WHAT IS EXPECTED:
Check each line for the string "imaginem". Give only the count of lines that have it.
++++ DATA SHOWN
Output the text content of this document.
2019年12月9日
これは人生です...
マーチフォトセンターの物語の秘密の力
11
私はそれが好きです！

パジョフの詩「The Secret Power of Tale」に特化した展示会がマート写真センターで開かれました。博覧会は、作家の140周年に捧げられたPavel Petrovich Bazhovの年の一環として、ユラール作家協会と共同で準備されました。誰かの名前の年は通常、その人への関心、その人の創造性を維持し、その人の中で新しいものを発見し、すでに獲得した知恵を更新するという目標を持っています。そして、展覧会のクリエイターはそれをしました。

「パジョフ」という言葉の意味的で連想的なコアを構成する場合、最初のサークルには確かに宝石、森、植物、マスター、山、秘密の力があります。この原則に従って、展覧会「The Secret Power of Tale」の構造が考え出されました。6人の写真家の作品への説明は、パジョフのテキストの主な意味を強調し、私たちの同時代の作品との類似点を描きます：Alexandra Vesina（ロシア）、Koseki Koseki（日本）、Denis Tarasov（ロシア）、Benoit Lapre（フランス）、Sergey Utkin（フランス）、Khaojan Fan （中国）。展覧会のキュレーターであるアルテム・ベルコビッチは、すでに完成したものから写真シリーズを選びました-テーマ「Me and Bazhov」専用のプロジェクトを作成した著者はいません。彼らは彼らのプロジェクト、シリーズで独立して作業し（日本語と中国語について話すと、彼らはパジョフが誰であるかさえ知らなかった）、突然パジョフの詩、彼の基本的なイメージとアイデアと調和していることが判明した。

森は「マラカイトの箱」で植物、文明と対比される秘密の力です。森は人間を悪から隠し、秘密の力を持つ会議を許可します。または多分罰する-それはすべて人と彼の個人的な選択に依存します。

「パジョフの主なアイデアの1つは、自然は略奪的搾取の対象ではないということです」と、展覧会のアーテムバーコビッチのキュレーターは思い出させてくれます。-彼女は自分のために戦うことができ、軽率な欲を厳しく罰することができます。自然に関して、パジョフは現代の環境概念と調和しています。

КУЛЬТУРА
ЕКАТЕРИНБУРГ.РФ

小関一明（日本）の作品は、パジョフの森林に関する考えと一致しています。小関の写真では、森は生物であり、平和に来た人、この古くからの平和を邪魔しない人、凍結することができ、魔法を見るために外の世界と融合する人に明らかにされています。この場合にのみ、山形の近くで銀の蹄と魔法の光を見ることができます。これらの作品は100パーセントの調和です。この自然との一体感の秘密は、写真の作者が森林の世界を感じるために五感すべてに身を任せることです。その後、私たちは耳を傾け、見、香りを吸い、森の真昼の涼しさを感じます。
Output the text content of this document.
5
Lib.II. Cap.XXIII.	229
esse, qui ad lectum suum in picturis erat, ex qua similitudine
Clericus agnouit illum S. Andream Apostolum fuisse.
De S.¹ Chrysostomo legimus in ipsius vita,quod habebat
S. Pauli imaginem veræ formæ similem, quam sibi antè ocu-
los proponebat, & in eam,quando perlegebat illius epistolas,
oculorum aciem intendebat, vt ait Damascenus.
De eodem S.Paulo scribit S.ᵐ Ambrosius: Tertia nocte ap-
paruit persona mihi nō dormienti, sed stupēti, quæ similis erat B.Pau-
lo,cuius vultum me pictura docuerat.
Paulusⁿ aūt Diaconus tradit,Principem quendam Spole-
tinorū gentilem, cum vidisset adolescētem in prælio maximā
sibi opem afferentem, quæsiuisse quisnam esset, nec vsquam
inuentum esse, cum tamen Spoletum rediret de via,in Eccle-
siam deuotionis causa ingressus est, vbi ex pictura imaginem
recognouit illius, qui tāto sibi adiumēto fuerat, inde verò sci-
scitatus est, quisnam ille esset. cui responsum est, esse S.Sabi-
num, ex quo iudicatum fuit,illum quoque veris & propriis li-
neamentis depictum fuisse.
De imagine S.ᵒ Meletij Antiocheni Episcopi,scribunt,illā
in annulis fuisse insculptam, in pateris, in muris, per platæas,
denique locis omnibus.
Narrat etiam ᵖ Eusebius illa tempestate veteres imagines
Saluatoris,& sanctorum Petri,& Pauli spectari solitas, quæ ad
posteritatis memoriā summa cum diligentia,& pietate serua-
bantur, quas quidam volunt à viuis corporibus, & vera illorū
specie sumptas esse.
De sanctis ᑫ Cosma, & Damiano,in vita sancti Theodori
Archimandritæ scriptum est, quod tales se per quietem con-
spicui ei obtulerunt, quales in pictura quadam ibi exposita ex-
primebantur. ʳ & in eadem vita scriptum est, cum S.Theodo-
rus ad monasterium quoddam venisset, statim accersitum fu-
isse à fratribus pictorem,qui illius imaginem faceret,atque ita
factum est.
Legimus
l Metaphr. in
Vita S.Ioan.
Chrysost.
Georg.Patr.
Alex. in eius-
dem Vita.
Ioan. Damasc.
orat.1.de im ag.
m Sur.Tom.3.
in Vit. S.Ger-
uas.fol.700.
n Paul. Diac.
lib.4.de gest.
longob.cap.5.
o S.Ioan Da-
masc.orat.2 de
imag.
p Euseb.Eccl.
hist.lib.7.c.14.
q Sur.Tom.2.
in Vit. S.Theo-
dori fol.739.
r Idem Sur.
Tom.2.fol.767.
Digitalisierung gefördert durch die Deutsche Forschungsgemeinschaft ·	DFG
++++++++
++++ DATA SHOWN
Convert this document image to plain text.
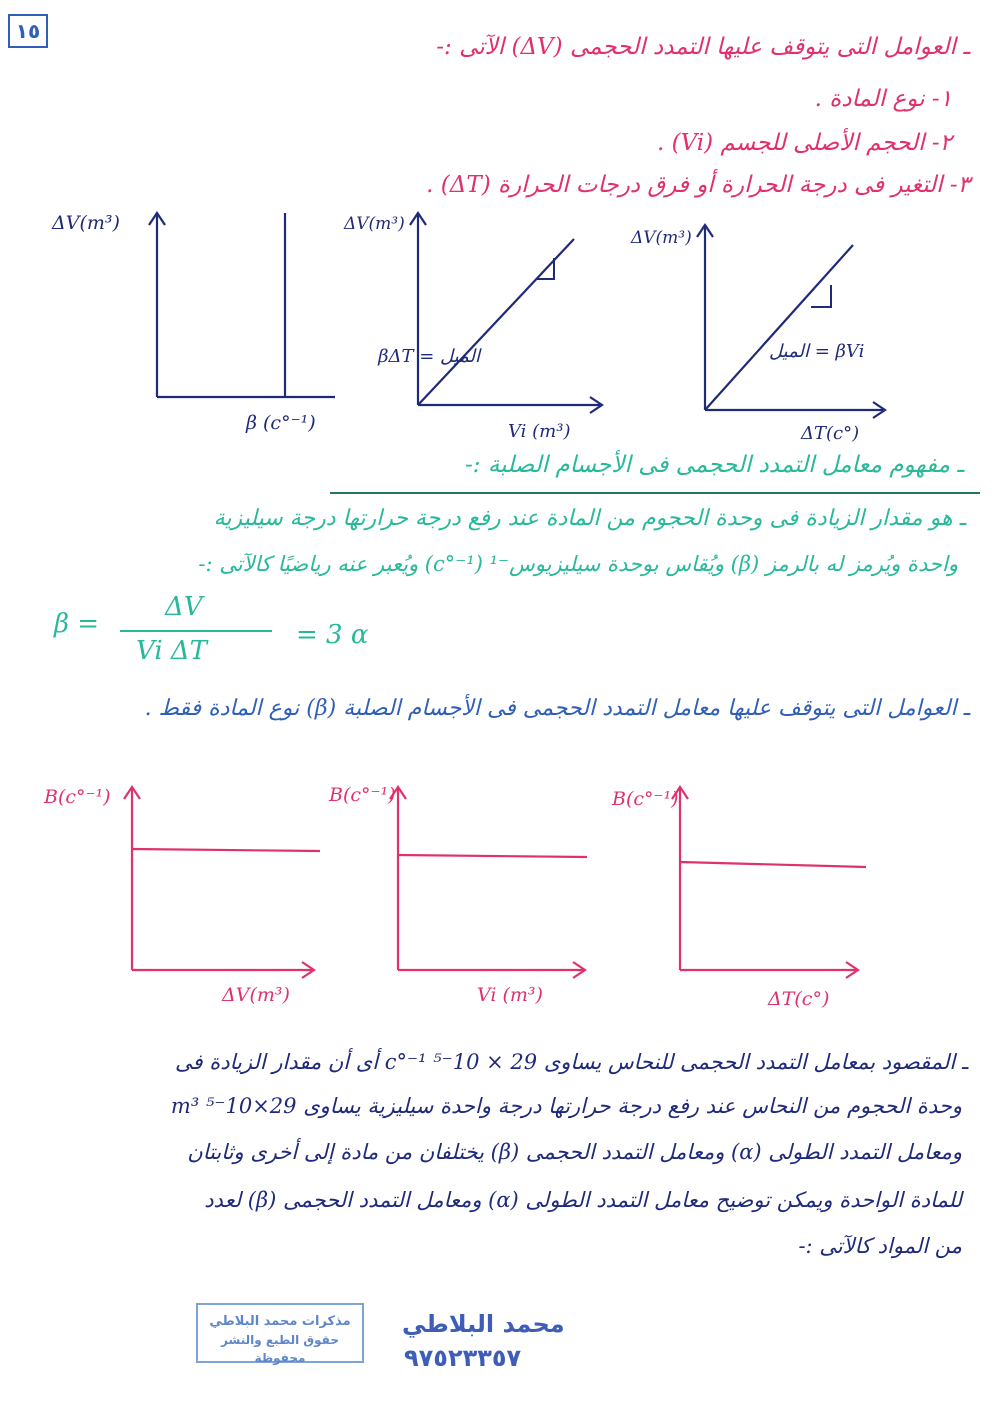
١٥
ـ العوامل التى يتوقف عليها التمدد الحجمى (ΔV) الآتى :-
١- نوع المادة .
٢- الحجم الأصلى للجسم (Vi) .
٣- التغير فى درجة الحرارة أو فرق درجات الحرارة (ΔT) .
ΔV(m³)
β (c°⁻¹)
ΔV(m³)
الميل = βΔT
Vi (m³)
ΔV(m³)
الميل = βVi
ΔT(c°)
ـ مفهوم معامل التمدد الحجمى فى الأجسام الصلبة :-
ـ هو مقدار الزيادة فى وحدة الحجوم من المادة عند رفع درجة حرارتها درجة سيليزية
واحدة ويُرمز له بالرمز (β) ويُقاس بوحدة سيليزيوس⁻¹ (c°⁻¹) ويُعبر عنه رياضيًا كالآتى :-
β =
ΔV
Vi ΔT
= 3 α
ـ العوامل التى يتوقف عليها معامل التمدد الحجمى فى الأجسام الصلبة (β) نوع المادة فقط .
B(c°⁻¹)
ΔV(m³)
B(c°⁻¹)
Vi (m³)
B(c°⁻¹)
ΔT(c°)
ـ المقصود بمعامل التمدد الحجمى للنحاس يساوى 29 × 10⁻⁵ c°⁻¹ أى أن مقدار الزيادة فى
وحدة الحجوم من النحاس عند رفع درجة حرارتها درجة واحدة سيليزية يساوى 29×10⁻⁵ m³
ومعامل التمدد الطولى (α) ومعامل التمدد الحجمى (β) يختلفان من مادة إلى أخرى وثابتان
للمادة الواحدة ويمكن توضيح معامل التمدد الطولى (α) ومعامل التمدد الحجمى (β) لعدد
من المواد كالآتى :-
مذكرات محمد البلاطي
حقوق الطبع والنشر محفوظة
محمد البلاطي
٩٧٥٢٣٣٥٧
++++++++
FULL SOLUTION:
3